-- START OF Given data --

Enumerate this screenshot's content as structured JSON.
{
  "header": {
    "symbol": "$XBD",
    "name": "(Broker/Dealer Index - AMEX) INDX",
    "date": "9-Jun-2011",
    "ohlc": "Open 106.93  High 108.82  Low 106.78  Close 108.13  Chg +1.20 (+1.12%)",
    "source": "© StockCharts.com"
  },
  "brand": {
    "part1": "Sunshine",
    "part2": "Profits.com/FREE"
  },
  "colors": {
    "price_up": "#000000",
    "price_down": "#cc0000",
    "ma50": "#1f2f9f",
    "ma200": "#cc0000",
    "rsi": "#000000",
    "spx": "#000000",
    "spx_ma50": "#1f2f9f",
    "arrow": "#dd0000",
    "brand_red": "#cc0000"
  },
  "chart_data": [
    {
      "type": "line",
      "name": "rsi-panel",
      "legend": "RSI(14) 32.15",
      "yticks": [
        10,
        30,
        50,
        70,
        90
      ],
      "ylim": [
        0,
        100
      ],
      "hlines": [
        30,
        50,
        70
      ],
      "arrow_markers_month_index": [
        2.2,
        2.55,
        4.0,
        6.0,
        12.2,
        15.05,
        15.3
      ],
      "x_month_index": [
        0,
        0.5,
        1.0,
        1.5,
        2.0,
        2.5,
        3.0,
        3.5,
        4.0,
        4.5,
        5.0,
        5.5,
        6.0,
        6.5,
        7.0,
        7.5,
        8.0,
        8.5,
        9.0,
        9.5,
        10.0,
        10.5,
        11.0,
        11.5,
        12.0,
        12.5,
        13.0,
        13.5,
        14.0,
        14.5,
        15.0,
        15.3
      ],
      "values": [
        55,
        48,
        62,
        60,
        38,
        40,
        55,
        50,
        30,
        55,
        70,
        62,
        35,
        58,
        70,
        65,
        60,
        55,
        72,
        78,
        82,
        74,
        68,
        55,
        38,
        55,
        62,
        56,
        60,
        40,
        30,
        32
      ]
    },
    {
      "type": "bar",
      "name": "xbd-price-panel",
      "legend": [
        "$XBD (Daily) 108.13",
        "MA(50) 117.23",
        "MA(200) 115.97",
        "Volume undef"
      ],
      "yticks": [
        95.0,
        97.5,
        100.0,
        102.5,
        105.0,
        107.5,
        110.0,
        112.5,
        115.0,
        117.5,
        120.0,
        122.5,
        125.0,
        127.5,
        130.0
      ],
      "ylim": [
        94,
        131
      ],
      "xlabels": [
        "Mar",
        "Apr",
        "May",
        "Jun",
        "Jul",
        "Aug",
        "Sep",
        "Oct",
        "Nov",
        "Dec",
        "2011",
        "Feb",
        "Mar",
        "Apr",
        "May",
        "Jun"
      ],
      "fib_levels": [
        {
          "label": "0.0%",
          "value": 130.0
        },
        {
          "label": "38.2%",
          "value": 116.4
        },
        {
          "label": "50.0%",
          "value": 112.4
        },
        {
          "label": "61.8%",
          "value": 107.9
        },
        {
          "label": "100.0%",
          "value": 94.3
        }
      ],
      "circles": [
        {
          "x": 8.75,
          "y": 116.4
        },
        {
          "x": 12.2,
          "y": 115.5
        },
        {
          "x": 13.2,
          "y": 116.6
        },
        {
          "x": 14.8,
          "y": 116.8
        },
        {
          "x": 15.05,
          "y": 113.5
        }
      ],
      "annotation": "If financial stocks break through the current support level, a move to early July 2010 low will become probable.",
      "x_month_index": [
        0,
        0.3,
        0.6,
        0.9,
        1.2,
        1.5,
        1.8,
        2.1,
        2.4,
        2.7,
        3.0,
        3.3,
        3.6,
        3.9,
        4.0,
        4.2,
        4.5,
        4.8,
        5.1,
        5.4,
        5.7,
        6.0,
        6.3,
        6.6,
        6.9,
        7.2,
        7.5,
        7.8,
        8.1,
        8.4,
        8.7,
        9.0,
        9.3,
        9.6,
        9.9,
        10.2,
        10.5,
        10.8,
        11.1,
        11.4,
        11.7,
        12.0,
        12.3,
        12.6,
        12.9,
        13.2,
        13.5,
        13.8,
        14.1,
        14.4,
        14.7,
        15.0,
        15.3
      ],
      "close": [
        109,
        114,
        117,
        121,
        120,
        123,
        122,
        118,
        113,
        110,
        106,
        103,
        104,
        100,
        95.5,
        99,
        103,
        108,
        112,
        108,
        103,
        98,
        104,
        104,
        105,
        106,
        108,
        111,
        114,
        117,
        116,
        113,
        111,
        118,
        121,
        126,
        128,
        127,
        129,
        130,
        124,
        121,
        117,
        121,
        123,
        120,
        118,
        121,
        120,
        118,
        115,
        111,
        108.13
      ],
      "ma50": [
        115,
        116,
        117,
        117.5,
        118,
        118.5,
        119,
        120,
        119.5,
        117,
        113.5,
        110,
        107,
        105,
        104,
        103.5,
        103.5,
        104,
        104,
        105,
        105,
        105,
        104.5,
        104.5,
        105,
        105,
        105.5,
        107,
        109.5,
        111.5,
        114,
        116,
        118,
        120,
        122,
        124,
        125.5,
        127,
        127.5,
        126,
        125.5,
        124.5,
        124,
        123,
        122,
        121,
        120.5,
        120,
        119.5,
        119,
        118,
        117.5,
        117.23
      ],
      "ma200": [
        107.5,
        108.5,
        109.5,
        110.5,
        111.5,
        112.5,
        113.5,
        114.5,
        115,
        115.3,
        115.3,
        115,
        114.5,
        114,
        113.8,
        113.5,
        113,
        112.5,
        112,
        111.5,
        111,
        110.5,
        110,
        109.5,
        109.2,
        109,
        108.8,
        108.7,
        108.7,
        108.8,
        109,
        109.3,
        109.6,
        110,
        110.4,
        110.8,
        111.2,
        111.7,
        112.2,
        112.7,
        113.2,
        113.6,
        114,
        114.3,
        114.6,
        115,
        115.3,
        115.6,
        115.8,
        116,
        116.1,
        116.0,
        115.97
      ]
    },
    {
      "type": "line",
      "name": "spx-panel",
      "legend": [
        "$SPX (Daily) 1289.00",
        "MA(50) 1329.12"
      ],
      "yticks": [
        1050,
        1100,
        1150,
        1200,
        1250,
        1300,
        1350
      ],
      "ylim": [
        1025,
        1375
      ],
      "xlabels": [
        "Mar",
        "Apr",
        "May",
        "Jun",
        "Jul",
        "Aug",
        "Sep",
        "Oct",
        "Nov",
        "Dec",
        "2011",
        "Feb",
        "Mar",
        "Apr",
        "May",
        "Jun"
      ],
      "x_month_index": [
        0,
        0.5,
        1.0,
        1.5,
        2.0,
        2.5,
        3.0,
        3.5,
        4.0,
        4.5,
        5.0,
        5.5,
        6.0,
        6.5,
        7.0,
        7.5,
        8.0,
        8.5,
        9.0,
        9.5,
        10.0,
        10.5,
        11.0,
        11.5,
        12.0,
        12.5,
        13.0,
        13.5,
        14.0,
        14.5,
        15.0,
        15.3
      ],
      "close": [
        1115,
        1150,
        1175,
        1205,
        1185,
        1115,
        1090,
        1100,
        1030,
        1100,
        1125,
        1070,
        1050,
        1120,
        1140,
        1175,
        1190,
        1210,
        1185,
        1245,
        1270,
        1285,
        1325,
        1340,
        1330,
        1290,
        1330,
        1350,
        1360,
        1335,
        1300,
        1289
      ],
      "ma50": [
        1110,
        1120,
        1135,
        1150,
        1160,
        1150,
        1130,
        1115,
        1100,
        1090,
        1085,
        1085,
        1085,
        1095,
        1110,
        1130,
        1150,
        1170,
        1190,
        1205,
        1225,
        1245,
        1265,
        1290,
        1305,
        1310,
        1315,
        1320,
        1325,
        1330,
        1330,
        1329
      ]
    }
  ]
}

-- END OF Given data --

Copy every record exactly, with nothing added or dropped.

§ **Solution for this problem**
Enumerate this screenshot's content as structured JSON.
{
  "header": {
    "symbol": "$XBD",
    "name": "(Broker/Dealer Index - AMEX) INDX",
    "date": "9-Jun-2011",
    "ohlc": "Open 106.93  High 108.82  Low 106.78  Close 108.13  Chg +1.20 (+1.12%)",
    "source": "© StockCharts.com"
  },
  "brand": {
    "part1": "Sunshine",
    "part2": "Profits.com/FREE"
  },
  "colors": {
    "price_up": "#000000",
    "price_down": "#cc0000",
    "ma50": "#1f2f9f",
    "ma200": "#cc0000",
    "rsi": "#000000",
    "spx": "#000000",
    "spx_ma50": "#1f2f9f",
    "arrow": "#dd0000",
    "brand_red": "#cc0000"
  },
  "chart_data": [
    {
      "type": "line",
      "name": "rsi-panel",
      "legend": "RSI(14) 32.15",
      "yticks": [
        10,
        30,
        50,
        70,
        90
      ],
      "ylim": [
        0,
        100
      ],
      "hlines": [
        30,
        50,
        70
      ],
      "arrow_markers_month_index": [
        2.2,
        2.55,
        4.0,
        6.0,
        12.2,
        15.05,
        15.3
      ],
      "x_month_index": [
        0,
        0.5,
        1.0,
        1.5,
        2.0,
        2.5,
        3.0,
        3.5,
        4.0,
        4.5,
        5.0,
        5.5,
        6.0,
        6.5,
        7.0,
        7.5,
        8.0,
        8.5,
        9.0,
        9.5,
        10.0,
        10.5,
        11.0,
        11.5,
        12.0,
        12.5,
        13.0,
        13.5,
        14.0,
        14.5,
        15.0,
        15.3
      ],
      "values": [
        55,
        48,
        62,
        60,
        38,
        40,
        55,
        50,
        30,
        55,
        70,
        62,
        35,
        58,
        70,
        65,
        60,
        55,
        72,
        78,
        82,
        74,
        68,
        55,
        38,
        55,
        62,
        56,
        60,
        40,
        30,
        32
      ]
    },
    {
      "type": "bar",
      "name": "xbd-price-panel",
      "legend": [
        "$XBD (Daily) 108.13",
        "MA(50) 117.23",
        "MA(200) 115.97",
        "Volume undef"
      ],
      "yticks": [
        95.0,
        97.5,
        100.0,
        102.5,
        105.0,
        107.5,
        110.0,
        112.5,
        115.0,
        117.5,
        120.0,
        122.5,
        125.0,
        127.5,
        130.0
      ],
      "ylim": [
        94,
        131
      ],
      "xlabels": [
        "Mar",
        "Apr",
        "May",
        "Jun",
        "Jul",
        "Aug",
        "Sep",
        "Oct",
        "Nov",
        "Dec",
        "2011",
        "Feb",
        "Mar",
        "Apr",
        "May",
        "Jun"
      ],
      "fib_levels": [
        {
          "label": "0.0%",
          "value": 130.0
        },
        {
          "label": "38.2%",
          "value": 116.4
        },
        {
          "label": "50.0%",
          "value": 112.4
        },
        {
          "label": "61.8%",
          "value": 107.9
        },
        {
          "label": "100.0%",
          "value": 94.3
        }
      ],
      "circles": [
        {
          "x": 8.75,
          "y": 116.4
        },
        {
          "x": 12.2,
          "y": 115.5
        },
        {
          "x": 13.2,
          "y": 116.6
        },
        {
          "x": 14.8,
          "y": 116.8
        },
        {
          "x": 15.05,
          "y": 113.5
        }
      ],
      "annotation": "If financial stocks break through the current support level, a move to early July 2010 low will become probable.",
      "x_month_index": [
        0,
        0.3,
        0.6,
        0.9,
        1.2,
        1.5,
        1.8,
        2.1,
        2.4,
        2.7,
        3.0,
        3.3,
        3.6,
        3.9,
        4.0,
        4.2,
        4.5,
        4.8,
        5.1,
        5.4,
        5.7,
        6.0,
        6.3,
        6.6,
        6.9,
        7.2,
        7.5,
        7.8,
        8.1,
        8.4,
        8.7,
        9.0,
        9.3,
        9.6,
        9.9,
        10.2,
        10.5,
        10.8,
        11.1,
        11.4,
        11.7,
        12.0,
        12.3,
        12.6,
        12.9,
        13.2,
        13.5,
        13.8,
        14.1,
        14.4,
        14.7,
        15.0,
        15.3
      ],
      "close": [
        109,
        114,
        117,
        121,
        120,
        123,
        122,
        118,
        113,
        110,
        106,
        103,
        104,
        100,
        95.5,
        99,
        103,
        108,
        112,
        108,
        103,
        98,
        104,
        104,
        105,
        106,
        108,
        111,
        114,
        117,
        116,
        113,
        111,
        118,
        121,
        126,
        128,
        127,
        129,
        130,
        124,
        121,
        117,
        121,
        123,
        120,
        118,
        121,
        120,
        118,
        115,
        111,
        108.13
      ],
      "ma50": [
        115,
        116,
        117,
        117.5,
        118,
        118.5,
        119,
        120,
        119.5,
        117,
        113.5,
        110,
        107,
        105,
        104,
        103.5,
        103.5,
        104,
        104,
        105,
        105,
        105,
        104.5,
        104.5,
        105,
        105,
        105.5,
        107,
        109.5,
        111.5,
        114,
        116,
        118,
        120,
        122,
        124,
        125.5,
        127,
        127.5,
        126,
        125.5,
        124.5,
        124,
        123,
        122,
        121,
        120.5,
        120,
        119.5,
        119,
        118,
        117.5,
        117.23
      ],
      "ma200": [
        107.5,
        108.5,
        109.5,
        110.5,
        111.5,
        112.5,
        113.5,
        114.5,
        115,
        115.3,
        115.3,
        115,
        114.5,
        114,
        113.8,
        113.5,
        113,
        112.5,
        112,
        111.5,
        111,
        110.5,
        110,
        109.5,
        109.2,
        109,
        108.8,
        108.7,
        108.7,
        108.8,
        109,
        109.3,
        109.6,
        110,
        110.4,
        110.8,
        111.2,
        111.7,
        112.2,
        112.7,
        113.2,
        113.6,
        114,
        114.3,
        114.6,
        115,
        115.3,
        115.6,
        115.8,
        116,
        116.1,
        116.0,
        115.97
      ]
    },
    {
      "type": "line",
      "name": "spx-panel",
      "legend": [
        "$SPX (Daily) 1289.00",
        "MA(50) 1329.12"
      ],
      "yticks": [
        1050,
        1100,
        1150,
        1200,
        1250,
        1300,
        1350
      ],
      "ylim": [
        1025,
        1375
      ],
      "xlabels": [
        "Mar",
        "Apr",
        "May",
        "Jun",
        "Jul",
        "Aug",
        "Sep",
        "Oct",
        "Nov",
        "Dec",
        "2011",
        "Feb",
        "Mar",
        "Apr",
        "May",
        "Jun"
      ],
      "x_month_index": [
        0,
        0.5,
        1.0,
        1.5,
        2.0,
        2.5,
        3.0,
        3.5,
        4.0,
        4.5,
        5.0,
        5.5,
        6.0,
        6.5,
        7.0,
        7.5,
        8.0,
        8.5,
        9.0,
        9.5,
        10.0,
        10.5,
        11.0,
        11.5,
        12.0,
        12.5,
        13.0,
        13.5,
        14.0,
        14.5,
        15.0,
        15.3
      ],
      "close": [
        1115,
        1150,
        1175,
        1205,
        1185,
        1115,
        1090,
        1100,
        1030,
        1100,
        1125,
        1070,
        1050,
        1120,
        1140,
        1175,
        1190,
        1210,
        1185,
        1245,
        1270,
        1285,
        1325,
        1340,
        1330,
        1290,
        1330,
        1350,
        1360,
        1335,
        1300,
        1289
      ],
      "ma50": [
        1110,
        1120,
        1135,
        1150,
        1160,
        1150,
        1130,
        1115,
        1100,
        1090,
        1085,
        1085,
        1085,
        1095,
        1110,
        1130,
        1150,
        1170,
        1190,
        1205,
        1225,
        1245,
        1265,
        1290,
        1305,
        1310,
        1315,
        1320,
        1325,
        1330,
        1330,
        1329
      ]
    }
  ]
}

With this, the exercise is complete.